Dataset items:
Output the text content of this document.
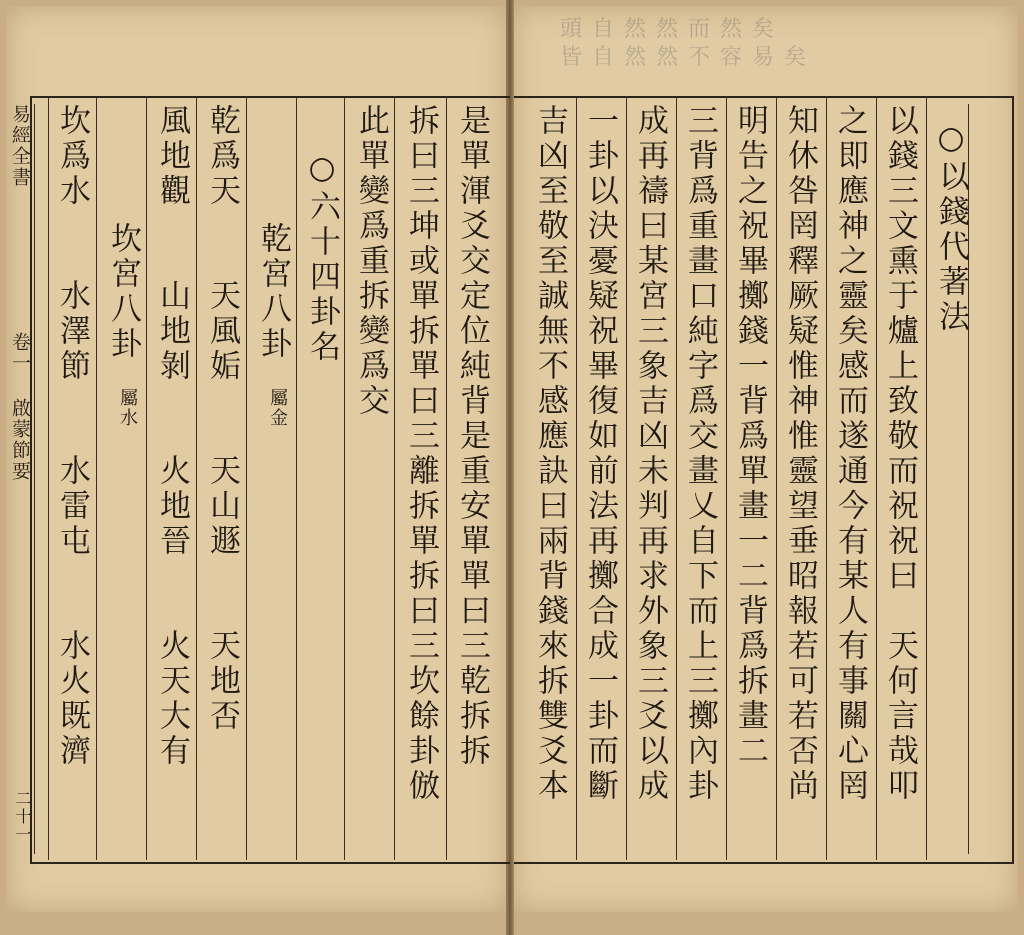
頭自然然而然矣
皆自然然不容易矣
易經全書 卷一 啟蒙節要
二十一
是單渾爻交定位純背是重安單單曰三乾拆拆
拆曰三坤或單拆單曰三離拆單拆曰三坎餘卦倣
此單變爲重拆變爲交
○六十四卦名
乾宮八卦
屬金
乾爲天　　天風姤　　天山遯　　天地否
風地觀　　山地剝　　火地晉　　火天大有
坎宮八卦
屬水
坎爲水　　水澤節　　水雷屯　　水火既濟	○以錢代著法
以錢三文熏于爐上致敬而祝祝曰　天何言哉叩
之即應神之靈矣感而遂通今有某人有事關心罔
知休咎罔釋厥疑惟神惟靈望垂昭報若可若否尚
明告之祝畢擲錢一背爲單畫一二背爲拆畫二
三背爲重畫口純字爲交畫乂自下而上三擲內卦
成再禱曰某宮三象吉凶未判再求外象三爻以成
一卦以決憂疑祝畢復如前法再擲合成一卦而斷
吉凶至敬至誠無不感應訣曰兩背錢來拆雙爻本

• [REQUEST]: Give back each entry exactly as it appears, with no pictures.

• [REPLY]:
Output the text content of this document.
頭自然然而然矣
皆自然然不容易矣
易經全書 卷一 啟蒙節要
二十一
是單渾爻交定位純背是重安單單曰三乾拆拆
拆曰三坤或單拆單曰三離拆單拆曰三坎餘卦倣
此單變爲重拆變爲交
○六十四卦名
乾宮八卦
屬金
乾爲天　　天風姤　　天山遯　　天地否
風地觀　　山地剝　　火地晉　　火天大有
坎宮八卦
屬水
坎爲水　　水澤節　　水雷屯　　水火既濟	○以錢代著法
以錢三文熏于爐上致敬而祝祝曰　天何言哉叩
之即應神之靈矣感而遂通今有某人有事關心罔
知休咎罔釋厥疑惟神惟靈望垂昭報若可若否尚
明告之祝畢擲錢一背爲單畫一二背爲拆畫二
三背爲重畫口純字爲交畫乂自下而上三擲內卦
成再禱曰某宮三象吉凶未判再求外象三爻以成
一卦以決憂疑祝畢復如前法再擲合成一卦而斷
吉凶至敬至誠無不感應訣曰兩背錢來拆雙爻本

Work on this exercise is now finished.